REQUIREMENTS:
Extract every line of the material that contains the string "point". Case counts.
** Start SOURCE MATERIAL **
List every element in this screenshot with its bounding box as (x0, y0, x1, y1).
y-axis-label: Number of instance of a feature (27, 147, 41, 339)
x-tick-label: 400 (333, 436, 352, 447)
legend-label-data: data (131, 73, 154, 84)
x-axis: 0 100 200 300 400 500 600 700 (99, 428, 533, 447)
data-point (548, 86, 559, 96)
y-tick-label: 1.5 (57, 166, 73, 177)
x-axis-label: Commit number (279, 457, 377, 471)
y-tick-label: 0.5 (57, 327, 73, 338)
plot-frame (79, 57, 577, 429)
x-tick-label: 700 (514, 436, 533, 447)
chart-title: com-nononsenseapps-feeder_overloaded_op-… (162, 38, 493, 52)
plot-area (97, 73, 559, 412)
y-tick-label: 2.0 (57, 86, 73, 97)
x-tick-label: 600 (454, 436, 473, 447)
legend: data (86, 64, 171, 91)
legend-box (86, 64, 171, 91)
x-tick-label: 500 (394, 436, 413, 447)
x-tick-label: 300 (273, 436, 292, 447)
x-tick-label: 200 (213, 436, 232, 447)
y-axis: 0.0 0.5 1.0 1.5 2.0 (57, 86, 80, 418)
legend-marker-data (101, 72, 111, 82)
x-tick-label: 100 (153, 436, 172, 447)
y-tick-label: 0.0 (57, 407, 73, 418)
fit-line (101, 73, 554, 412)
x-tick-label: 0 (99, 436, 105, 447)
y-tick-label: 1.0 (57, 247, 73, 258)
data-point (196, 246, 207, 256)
** End SOURCE MATERIAL **
THE ANSWER:
data-point (548, 86, 559, 96)
data-point (196, 246, 207, 256)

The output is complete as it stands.